Unlike much of ancient literature, the Bible does not romanticize war. Its grim descriptions present war as a tragic outcome of human rebellion against God. The Lord does not enjoy watching armies clash. But at times He removes His guarding hand, exposing people and nations to their own unrestrained destruction, as He did in the case of Nineveh.
Canaan’s strategic location made it the site of numerous conflicts during the biblical era. Two major highways ran through the territory (see “The King’s Highway” at Num. 20:17 and “Travel in the Ancient World” at Acts 13:3, 4). Over the centuries, armies traveled back and forth across these roads, challenging each other for control of the Middle East. The table below lists some of the Bible’s most notable conflicts.

····················

Answer these questions from the passage on war in the Bible:
(a) Which place is named as a case where God removed His guarding hand?
(b) How many major highways ran through Canaan?
(c) What were armies challenging each other for control of?

**Extracted data entries:**

····················

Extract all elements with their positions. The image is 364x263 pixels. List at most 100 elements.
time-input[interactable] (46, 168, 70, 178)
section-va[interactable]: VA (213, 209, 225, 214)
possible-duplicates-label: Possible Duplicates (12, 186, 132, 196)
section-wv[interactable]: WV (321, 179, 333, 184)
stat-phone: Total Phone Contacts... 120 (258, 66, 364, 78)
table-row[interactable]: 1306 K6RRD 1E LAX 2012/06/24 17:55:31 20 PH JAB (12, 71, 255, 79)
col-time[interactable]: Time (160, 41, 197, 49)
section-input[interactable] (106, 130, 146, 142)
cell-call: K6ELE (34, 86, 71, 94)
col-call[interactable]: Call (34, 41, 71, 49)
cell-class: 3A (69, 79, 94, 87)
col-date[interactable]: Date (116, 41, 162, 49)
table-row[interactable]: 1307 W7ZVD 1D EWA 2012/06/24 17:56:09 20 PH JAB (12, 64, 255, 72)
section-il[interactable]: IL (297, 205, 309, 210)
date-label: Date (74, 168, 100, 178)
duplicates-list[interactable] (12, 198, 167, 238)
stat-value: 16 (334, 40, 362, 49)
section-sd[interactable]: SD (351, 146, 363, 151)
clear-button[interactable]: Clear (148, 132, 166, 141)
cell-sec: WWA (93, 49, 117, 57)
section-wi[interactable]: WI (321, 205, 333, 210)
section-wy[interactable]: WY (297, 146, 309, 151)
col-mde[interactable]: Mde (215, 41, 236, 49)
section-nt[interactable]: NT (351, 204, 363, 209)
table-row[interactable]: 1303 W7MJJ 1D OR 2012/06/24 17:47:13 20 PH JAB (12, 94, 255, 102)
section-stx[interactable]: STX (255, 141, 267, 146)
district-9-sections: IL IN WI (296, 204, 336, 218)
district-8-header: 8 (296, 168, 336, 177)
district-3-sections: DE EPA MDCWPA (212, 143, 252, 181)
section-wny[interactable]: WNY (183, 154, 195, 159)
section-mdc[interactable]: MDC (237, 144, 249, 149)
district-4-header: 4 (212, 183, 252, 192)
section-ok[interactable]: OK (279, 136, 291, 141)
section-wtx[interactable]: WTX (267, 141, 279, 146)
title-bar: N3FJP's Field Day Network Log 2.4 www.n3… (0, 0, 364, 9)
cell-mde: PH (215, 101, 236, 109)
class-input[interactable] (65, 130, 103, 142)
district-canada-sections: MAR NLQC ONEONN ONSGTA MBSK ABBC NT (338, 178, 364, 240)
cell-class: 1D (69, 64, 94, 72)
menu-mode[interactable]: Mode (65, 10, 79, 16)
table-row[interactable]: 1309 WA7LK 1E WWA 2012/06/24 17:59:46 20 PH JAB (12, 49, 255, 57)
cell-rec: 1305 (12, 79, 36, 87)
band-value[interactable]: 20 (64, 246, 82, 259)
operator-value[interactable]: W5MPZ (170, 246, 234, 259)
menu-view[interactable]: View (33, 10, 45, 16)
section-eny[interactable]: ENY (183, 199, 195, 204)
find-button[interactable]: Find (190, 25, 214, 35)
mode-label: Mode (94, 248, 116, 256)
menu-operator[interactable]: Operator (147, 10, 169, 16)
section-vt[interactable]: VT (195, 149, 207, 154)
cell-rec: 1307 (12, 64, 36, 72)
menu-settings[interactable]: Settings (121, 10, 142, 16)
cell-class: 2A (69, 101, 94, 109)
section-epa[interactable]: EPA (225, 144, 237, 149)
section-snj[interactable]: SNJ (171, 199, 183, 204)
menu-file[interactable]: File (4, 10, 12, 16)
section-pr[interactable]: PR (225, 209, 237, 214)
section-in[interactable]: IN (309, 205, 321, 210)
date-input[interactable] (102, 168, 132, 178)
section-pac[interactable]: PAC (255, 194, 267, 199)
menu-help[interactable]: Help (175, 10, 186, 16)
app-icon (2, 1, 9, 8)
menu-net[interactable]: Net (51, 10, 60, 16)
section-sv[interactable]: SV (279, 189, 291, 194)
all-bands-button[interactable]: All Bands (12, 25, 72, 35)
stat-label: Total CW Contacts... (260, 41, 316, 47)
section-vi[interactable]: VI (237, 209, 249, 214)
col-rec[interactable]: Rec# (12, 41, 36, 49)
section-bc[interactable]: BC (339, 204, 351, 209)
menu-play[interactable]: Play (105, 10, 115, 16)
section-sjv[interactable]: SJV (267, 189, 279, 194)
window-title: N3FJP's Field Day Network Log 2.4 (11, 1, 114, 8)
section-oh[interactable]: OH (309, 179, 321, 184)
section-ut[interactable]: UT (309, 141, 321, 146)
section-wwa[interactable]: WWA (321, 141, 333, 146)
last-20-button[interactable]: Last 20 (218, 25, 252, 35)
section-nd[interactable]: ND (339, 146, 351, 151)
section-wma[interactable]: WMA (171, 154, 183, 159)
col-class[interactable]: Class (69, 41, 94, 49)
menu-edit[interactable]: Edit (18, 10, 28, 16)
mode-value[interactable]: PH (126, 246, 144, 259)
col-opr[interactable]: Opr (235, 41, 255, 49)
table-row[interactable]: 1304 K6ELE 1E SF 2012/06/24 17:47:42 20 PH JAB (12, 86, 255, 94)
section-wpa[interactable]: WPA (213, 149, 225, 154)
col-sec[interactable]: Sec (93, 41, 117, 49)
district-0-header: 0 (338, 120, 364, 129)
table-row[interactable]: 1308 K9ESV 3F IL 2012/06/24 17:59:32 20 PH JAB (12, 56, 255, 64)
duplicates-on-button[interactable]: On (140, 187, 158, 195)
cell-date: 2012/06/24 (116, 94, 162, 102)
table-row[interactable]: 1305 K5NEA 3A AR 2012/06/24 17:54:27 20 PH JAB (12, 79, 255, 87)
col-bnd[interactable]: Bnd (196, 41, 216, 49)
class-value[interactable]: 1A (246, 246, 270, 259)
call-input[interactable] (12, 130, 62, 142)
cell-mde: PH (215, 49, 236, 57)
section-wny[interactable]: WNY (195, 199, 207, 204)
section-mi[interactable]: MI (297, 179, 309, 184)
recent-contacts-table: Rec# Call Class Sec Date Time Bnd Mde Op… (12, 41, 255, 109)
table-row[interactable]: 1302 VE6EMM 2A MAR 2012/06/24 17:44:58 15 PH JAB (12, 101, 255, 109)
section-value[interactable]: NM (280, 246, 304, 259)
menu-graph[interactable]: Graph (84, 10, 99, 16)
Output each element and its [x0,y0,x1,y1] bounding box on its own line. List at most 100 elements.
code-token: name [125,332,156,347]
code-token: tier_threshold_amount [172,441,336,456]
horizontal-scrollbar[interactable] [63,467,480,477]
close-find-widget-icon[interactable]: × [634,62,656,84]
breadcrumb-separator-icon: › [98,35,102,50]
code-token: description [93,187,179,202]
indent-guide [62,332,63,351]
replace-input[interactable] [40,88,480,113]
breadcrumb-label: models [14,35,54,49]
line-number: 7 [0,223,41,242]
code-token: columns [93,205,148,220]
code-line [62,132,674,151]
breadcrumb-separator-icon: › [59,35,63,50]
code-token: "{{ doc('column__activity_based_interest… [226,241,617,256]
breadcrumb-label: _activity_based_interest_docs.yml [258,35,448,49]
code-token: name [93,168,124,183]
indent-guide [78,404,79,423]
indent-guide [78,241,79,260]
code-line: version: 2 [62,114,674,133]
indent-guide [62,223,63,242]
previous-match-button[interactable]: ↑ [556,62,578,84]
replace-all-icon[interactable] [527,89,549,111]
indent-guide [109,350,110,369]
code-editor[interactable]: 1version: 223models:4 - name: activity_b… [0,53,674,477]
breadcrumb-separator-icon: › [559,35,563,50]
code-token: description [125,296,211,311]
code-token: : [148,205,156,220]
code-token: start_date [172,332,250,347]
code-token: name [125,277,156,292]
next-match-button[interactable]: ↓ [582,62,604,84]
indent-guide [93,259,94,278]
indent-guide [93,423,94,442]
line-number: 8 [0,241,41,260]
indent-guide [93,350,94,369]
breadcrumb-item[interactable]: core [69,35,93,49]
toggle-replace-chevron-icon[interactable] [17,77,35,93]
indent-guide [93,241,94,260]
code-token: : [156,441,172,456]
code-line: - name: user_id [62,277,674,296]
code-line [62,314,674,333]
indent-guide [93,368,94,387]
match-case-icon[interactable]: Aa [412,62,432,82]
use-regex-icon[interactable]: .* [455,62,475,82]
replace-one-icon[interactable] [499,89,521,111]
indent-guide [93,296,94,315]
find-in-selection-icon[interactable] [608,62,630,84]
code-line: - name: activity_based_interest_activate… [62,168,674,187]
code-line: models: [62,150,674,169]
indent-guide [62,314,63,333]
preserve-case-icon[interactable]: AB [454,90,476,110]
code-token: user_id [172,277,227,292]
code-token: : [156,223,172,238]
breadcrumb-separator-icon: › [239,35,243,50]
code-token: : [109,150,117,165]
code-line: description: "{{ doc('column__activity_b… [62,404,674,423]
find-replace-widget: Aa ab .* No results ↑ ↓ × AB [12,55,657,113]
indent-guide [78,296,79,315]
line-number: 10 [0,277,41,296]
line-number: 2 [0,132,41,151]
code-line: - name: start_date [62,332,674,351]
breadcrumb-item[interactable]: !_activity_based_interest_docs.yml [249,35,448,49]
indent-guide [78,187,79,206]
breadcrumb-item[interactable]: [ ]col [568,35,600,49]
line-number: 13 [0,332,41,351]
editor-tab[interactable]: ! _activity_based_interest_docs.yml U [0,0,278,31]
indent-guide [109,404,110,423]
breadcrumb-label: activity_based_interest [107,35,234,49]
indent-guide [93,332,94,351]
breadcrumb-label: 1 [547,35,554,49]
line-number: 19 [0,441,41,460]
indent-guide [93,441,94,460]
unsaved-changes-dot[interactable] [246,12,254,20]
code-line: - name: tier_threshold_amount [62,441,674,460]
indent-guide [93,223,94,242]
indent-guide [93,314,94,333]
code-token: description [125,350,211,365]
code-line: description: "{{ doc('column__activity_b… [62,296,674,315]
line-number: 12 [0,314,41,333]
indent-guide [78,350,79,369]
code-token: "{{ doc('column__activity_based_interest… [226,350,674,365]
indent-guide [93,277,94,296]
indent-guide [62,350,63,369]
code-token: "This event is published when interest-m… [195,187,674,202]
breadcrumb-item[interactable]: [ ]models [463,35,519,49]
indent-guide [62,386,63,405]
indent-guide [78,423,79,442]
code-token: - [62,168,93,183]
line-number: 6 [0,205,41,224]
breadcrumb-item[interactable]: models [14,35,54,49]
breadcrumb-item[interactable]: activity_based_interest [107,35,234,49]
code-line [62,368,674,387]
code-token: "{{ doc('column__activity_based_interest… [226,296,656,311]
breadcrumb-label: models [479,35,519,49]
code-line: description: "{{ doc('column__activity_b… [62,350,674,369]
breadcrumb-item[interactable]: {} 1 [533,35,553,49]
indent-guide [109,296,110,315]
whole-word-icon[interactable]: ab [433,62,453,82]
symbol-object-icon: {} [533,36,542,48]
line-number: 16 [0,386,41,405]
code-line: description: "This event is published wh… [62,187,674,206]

····················

**Result of this exercise:**
(a) Nineveh
(b) Two
(c) The Middle East